§ Exercise
Pick out each line of the records that includes the string "globe", and copy it.

-------- Supplied data --------

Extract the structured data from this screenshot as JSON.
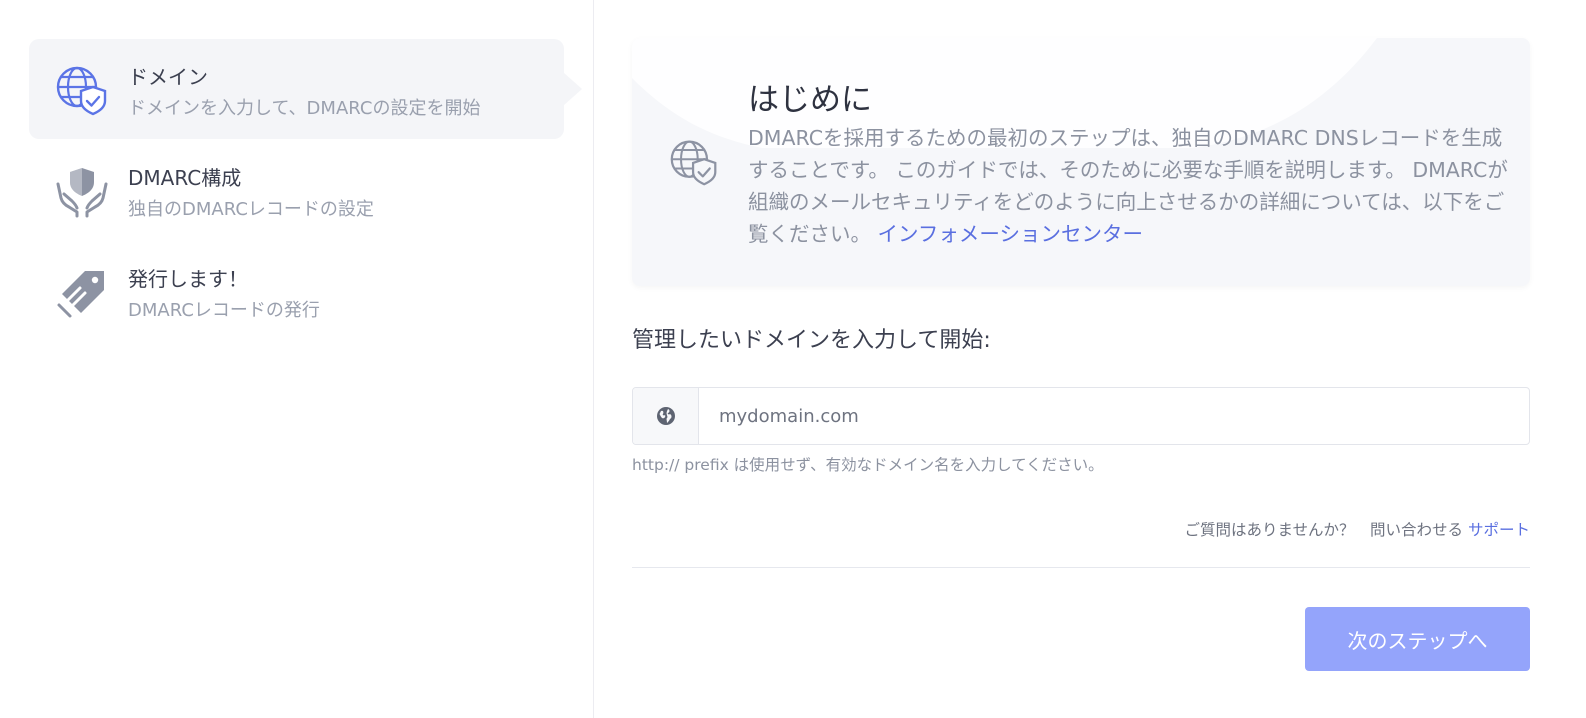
{
  "colors": {
    "accent": "#94a4fb",
    "link": "#5a6fe0",
    "icon_blue": "#5b74e6",
    "icon_gray": "#8d93a3",
    "active_step_bg": "#f4f5f8"
  },
  "sidebar": {
    "steps": [
      {
        "title": "ドメイン",
        "subtitle": "ドメインを入力して、DMARCの設定を開始",
        "icon": "globe-shield-icon",
        "active": true
      },
      {
        "title": "DMARC構成",
        "subtitle": "独自のDMARCレコードの設定",
        "icon": "hands-shield-icon",
        "active": false
      },
      {
        "title": "発行します！",
        "subtitle": "DMARCレコードの発行",
        "icon": "tag-icon",
        "active": false
      }
    ]
  },
  "intro": {
    "icon": "globe-shield-icon",
    "title": "はじめに",
    "text": "DMARCを採用するための最初のステップは、独自のDMARC DNSレコードを生成することです。 このガイドでは、そのために必要な手順を説明します。 DMARCが組織のメールセキュリティをどのように向上させるかの詳細については、以下をご覧ください。",
    "link_label": "インフォメーションセンター"
  },
  "form": {
    "prompt": "管理したいドメインを入力して開始:",
    "input_icon": "globe-icon",
    "input_value": "",
    "input_placeholder": "mydomain.com",
    "help_text": "http:// prefix は使用せず、有効なドメイン名を入力してください。",
    "question_text": "ご質問はありませんか？　問い合わせる ",
    "support_link": "サポート",
    "next_button": "次のステップへ"
  }
}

--------

§ Exercise answer
        "icon": "globe-shield-icon",
    "icon": "globe-shield-icon",
    "input_icon": "globe-icon",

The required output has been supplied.